(Records from a collection)
start
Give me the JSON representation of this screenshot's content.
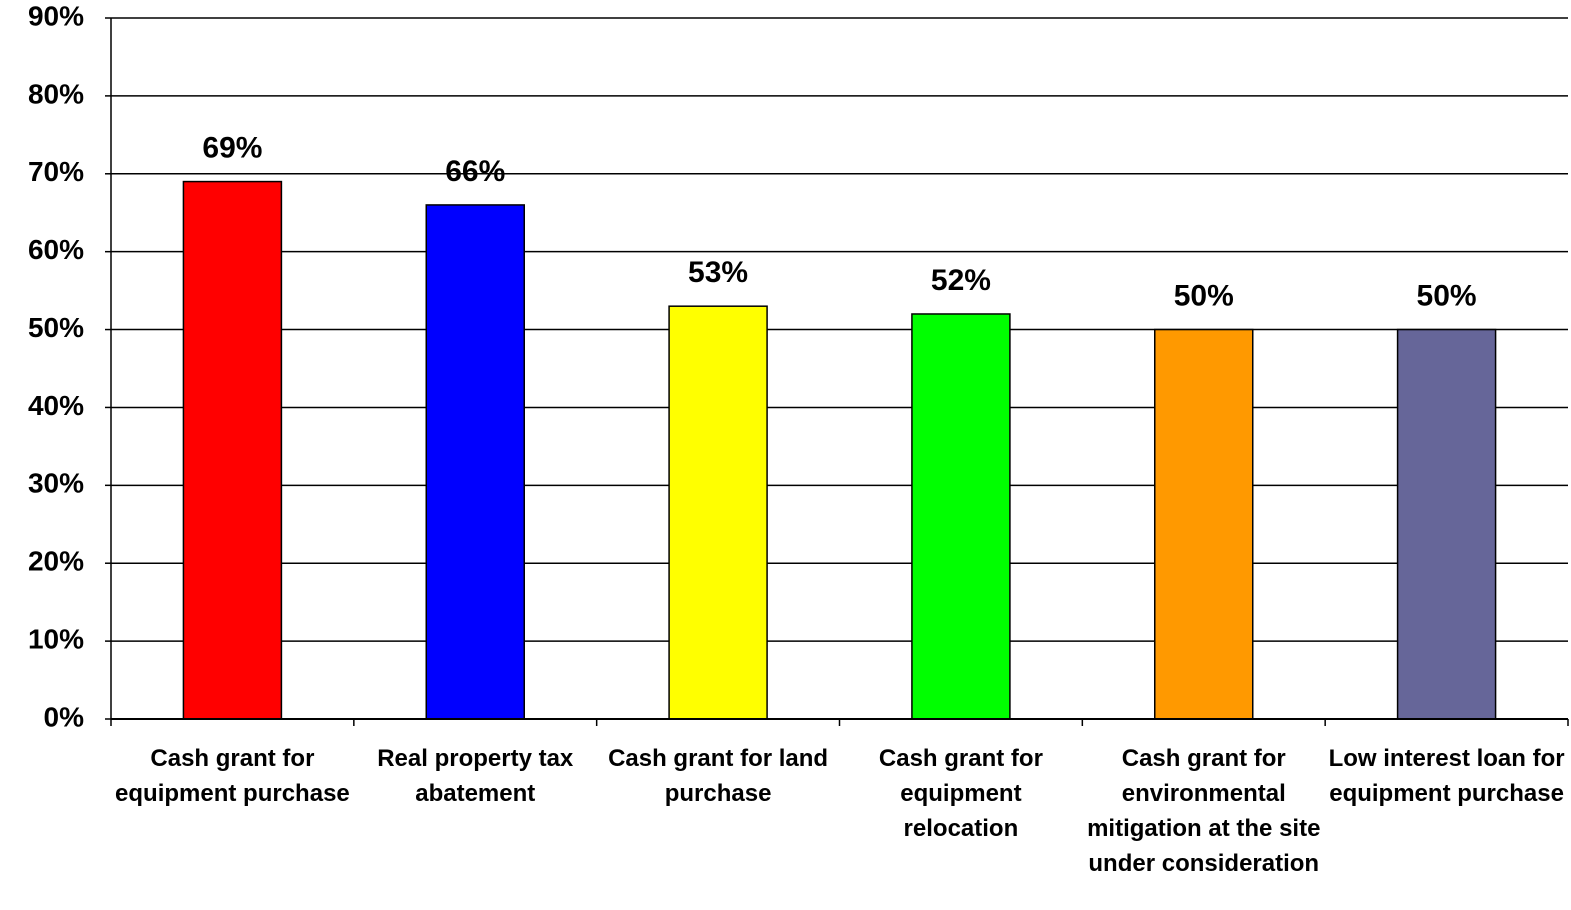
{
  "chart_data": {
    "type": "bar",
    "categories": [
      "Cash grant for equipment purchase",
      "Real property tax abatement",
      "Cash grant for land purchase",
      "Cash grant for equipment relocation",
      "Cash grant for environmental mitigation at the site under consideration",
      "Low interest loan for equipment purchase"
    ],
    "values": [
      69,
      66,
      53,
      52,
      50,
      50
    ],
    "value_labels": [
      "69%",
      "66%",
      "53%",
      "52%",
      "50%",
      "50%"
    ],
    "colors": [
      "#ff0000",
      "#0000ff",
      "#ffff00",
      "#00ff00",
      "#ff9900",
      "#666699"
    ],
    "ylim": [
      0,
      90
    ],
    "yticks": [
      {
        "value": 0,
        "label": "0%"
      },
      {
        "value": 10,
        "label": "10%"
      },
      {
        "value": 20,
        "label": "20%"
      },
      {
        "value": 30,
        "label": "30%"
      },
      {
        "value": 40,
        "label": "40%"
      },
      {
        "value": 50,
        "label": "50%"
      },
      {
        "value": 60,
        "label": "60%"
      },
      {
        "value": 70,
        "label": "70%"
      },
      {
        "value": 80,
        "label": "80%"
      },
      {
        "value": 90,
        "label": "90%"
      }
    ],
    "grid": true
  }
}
end
Output, exactly, all the records above; include no pictures.

Give me the JSON representation of this screenshot's content.
{
  "chart_data": {
    "type": "bar",
    "categories": [
      "Cash grant for equipment purchase",
      "Real property tax abatement",
      "Cash grant for land purchase",
      "Cash grant for equipment relocation",
      "Cash grant for environmental mitigation at the site under consideration",
      "Low interest loan for equipment purchase"
    ],
    "values": [
      69,
      66,
      53,
      52,
      50,
      50
    ],
    "value_labels": [
      "69%",
      "66%",
      "53%",
      "52%",
      "50%",
      "50%"
    ],
    "colors": [
      "#ff0000",
      "#0000ff",
      "#ffff00",
      "#00ff00",
      "#ff9900",
      "#666699"
    ],
    "ylim": [
      0,
      90
    ],
    "yticks": [
      {
        "value": 0,
        "label": "0%"
      },
      {
        "value": 10,
        "label": "10%"
      },
      {
        "value": 20,
        "label": "20%"
      },
      {
        "value": 30,
        "label": "30%"
      },
      {
        "value": 40,
        "label": "40%"
      },
      {
        "value": 50,
        "label": "50%"
      },
      {
        "value": 60,
        "label": "60%"
      },
      {
        "value": 70,
        "label": "70%"
      },
      {
        "value": 80,
        "label": "80%"
      },
      {
        "value": 90,
        "label": "90%"
      }
    ],
    "grid": true
  }
}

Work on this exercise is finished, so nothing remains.